### Given instruction
Repeat the data that follows, word for word, without the images.

Recorded data:

# # #

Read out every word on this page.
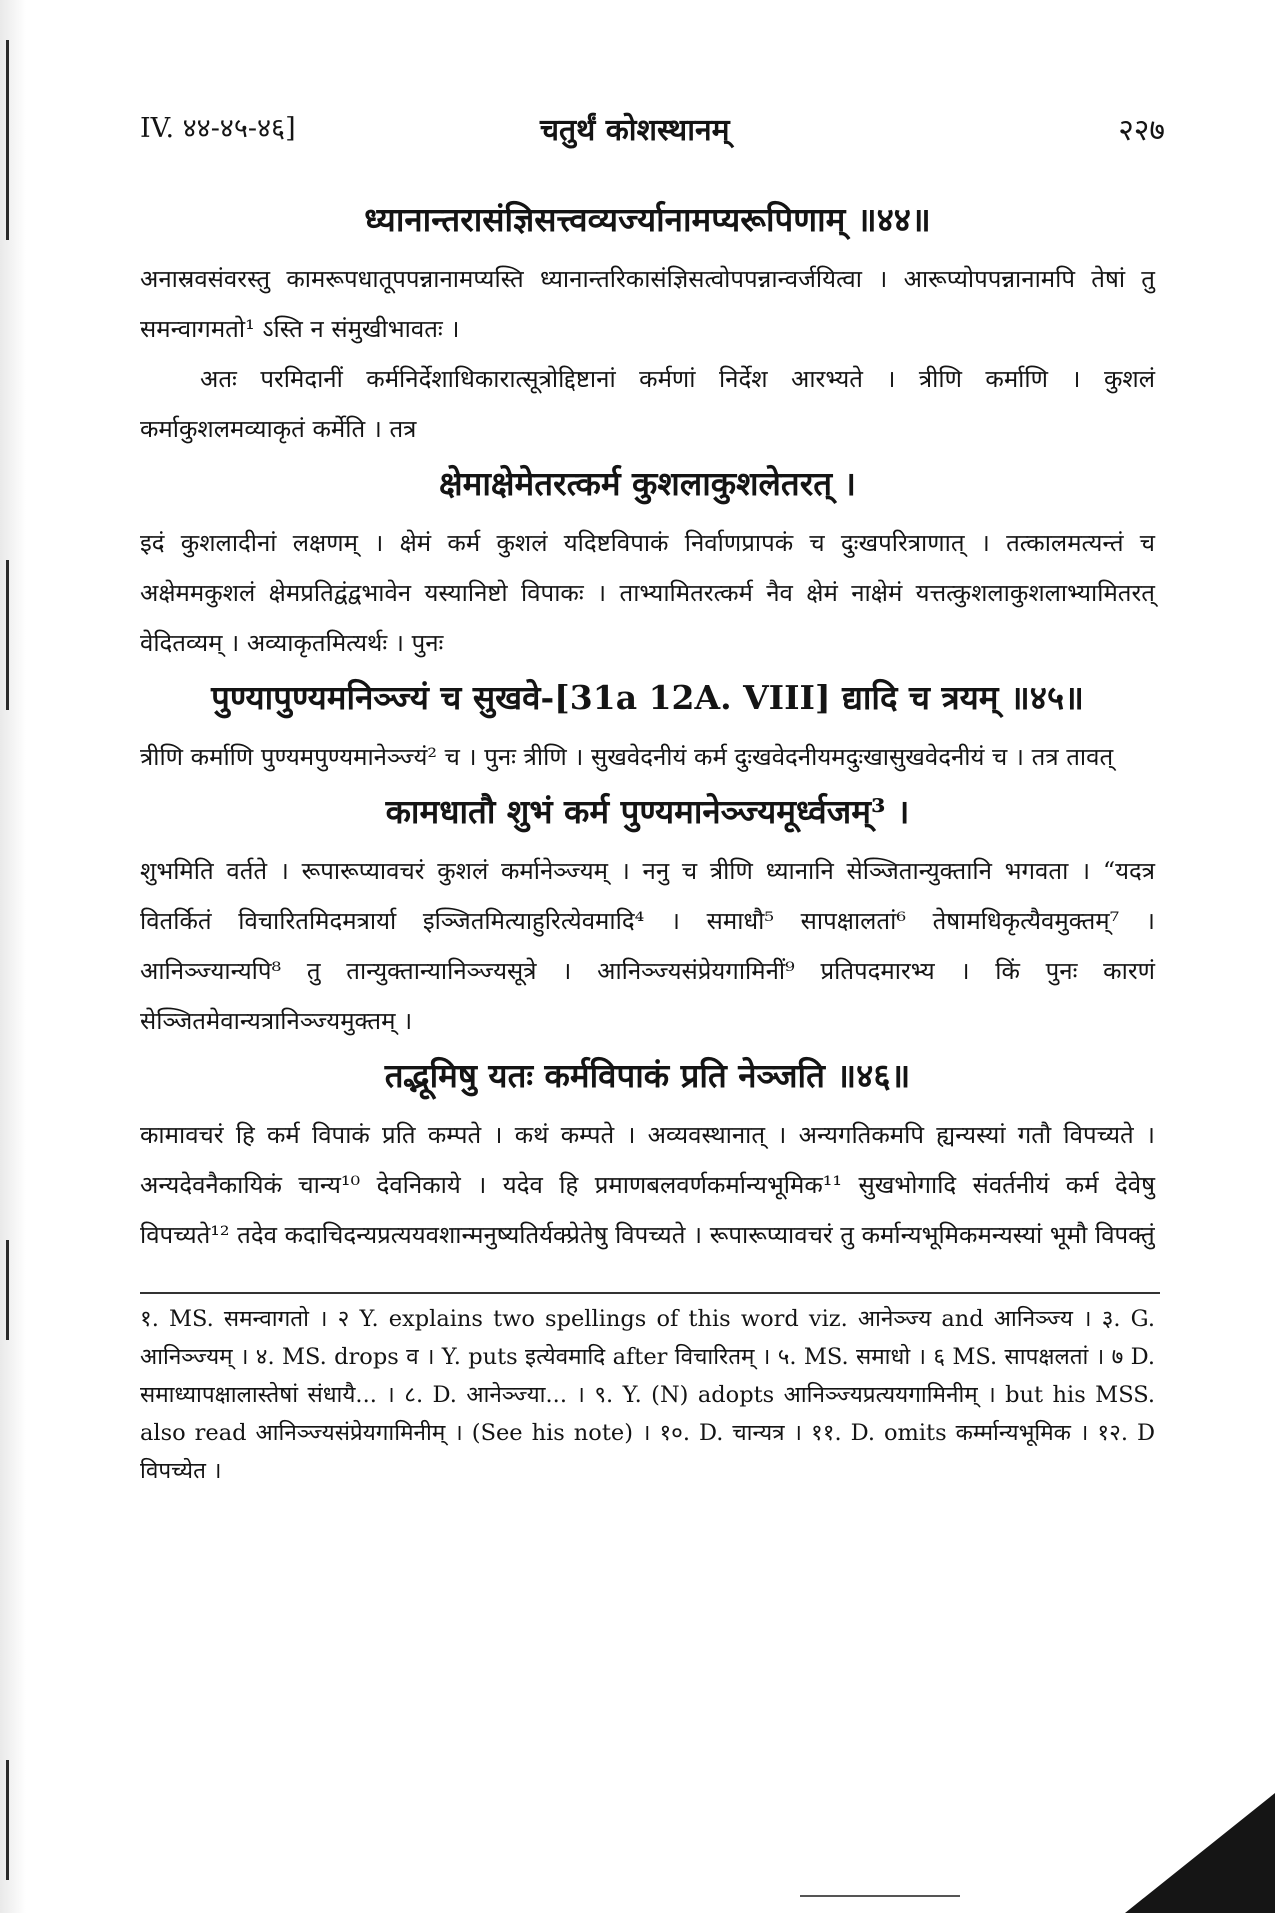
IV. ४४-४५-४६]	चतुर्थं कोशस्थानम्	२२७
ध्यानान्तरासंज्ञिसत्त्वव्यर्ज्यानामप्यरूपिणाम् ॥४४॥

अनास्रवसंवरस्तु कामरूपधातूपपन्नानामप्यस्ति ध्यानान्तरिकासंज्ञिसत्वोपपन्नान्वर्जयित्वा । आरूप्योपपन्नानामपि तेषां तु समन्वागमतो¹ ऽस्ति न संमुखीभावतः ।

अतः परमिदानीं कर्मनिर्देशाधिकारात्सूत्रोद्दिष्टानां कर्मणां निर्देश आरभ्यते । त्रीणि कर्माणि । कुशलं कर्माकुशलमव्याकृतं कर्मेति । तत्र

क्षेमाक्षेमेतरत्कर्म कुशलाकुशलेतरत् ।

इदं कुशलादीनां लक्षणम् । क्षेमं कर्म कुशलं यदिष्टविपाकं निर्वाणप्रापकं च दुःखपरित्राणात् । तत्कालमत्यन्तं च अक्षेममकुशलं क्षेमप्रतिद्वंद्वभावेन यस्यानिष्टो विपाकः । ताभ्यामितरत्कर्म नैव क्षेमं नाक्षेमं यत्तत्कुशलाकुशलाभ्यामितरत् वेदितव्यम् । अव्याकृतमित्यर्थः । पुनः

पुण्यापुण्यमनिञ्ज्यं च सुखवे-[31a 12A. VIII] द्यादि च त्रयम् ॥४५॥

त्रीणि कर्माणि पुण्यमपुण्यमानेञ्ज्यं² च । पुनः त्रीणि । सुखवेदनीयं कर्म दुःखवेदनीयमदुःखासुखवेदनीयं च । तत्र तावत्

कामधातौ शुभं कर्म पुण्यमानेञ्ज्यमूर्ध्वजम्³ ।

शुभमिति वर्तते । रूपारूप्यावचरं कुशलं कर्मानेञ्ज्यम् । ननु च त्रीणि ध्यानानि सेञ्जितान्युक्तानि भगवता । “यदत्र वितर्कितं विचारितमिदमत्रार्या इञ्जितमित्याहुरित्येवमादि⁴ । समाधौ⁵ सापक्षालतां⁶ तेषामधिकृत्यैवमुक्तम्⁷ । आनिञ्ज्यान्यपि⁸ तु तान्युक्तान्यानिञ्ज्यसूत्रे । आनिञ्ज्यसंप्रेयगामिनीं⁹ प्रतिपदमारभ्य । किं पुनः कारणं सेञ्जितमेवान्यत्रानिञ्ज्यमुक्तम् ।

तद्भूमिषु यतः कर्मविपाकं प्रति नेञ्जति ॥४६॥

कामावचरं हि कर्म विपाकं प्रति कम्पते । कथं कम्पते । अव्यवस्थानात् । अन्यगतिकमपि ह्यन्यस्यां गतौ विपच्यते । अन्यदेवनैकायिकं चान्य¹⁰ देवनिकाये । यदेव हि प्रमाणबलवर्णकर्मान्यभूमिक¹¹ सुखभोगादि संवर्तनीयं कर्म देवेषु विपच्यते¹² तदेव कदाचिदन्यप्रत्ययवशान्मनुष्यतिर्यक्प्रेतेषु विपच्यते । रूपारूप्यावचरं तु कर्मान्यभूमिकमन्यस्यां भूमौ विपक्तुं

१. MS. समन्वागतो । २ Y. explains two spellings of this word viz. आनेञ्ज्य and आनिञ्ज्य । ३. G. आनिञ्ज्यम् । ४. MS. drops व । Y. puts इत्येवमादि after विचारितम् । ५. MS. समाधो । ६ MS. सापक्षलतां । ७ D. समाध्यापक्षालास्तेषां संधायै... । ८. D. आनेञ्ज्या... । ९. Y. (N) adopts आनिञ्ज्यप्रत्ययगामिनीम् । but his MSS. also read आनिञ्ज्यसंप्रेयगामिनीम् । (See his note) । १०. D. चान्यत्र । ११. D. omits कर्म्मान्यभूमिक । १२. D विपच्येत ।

# # #

### Result
Read out every word on this page.
IV. ४४-४५-४६]	चतुर्थं कोशस्थानम्	२२७
ध्यानान्तरासंज्ञिसत्त्वव्यर्ज्यानामप्यरूपिणाम् ॥४४॥

अनास्रवसंवरस्तु कामरूपधातूपपन्नानामप्यस्ति ध्यानान्तरिकासंज्ञिसत्वोपपन्नान्वर्जयित्वा । आरूप्योपपन्नानामपि तेषां तु समन्वागमतो¹ ऽस्ति न संमुखीभावतः ।

अतः परमिदानीं कर्मनिर्देशाधिकारात्सूत्रोद्दिष्टानां कर्मणां निर्देश आरभ्यते । त्रीणि कर्माणि । कुशलं कर्माकुशलमव्याकृतं कर्मेति । तत्र

क्षेमाक्षेमेतरत्कर्म कुशलाकुशलेतरत् ।

इदं कुशलादीनां लक्षणम् । क्षेमं कर्म कुशलं यदिष्टविपाकं निर्वाणप्रापकं च दुःखपरित्राणात् । तत्कालमत्यन्तं च अक्षेममकुशलं क्षेमप्रतिद्वंद्वभावेन यस्यानिष्टो विपाकः । ताभ्यामितरत्कर्म नैव क्षेमं नाक्षेमं यत्तत्कुशलाकुशलाभ्यामितरत् वेदितव्यम् । अव्याकृतमित्यर्थः । पुनः

पुण्यापुण्यमनिञ्ज्यं च सुखवे-[31a 12A. VIII] द्यादि च त्रयम् ॥४५॥

त्रीणि कर्माणि पुण्यमपुण्यमानेञ्ज्यं² च । पुनः त्रीणि । सुखवेदनीयं कर्म दुःखवेदनीयमदुःखासुखवेदनीयं च । तत्र तावत्

कामधातौ शुभं कर्म पुण्यमानेञ्ज्यमूर्ध्वजम्³ ।

शुभमिति वर्तते । रूपारूप्यावचरं कुशलं कर्मानेञ्ज्यम् । ननु च त्रीणि ध्यानानि सेञ्जितान्युक्तानि भगवता । “यदत्र वितर्कितं विचारितमिदमत्रार्या इञ्जितमित्याहुरित्येवमादि⁴ । समाधौ⁵ सापक्षालतां⁶ तेषामधिकृत्यैवमुक्तम्⁷ । आनिञ्ज्यान्यपि⁸ तु तान्युक्तान्यानिञ्ज्यसूत्रे । आनिञ्ज्यसंप्रेयगामिनीं⁹ प्रतिपदमारभ्य । किं पुनः कारणं सेञ्जितमेवान्यत्रानिञ्ज्यमुक्तम् ।

तद्भूमिषु यतः कर्मविपाकं प्रति नेञ्जति ॥४६॥

कामावचरं हि कर्म विपाकं प्रति कम्पते । कथं कम्पते । अव्यवस्थानात् । अन्यगतिकमपि ह्यन्यस्यां गतौ विपच्यते । अन्यदेवनैकायिकं चान्य¹⁰ देवनिकाये । यदेव हि प्रमाणबलवर्णकर्मान्यभूमिक¹¹ सुखभोगादि संवर्तनीयं कर्म देवेषु विपच्यते¹² तदेव कदाचिदन्यप्रत्ययवशान्मनुष्यतिर्यक्प्रेतेषु विपच्यते । रूपारूप्यावचरं तु कर्मान्यभूमिकमन्यस्यां भूमौ विपक्तुं

१. MS. समन्वागतो । २ Y. explains two spellings of this word viz. आनेञ्ज्य and आनिञ्ज्य । ३. G. आनिञ्ज्यम् । ४. MS. drops व । Y. puts इत्येवमादि after विचारितम् । ५. MS. समाधो । ६ MS. सापक्षलतां । ७ D. समाध्यापक्षालास्तेषां संधायै... । ८. D. आनेञ्ज्या... । ९. Y. (N) adopts आनिञ्ज्यप्रत्ययगामिनीम् । but his MSS. also read आनिञ्ज्यसंप्रेयगामिनीम् । (See his note) । १०. D. चान्यत्र । ११. D. omits कर्म्मान्यभूमिक । १२. D विपच्येत ।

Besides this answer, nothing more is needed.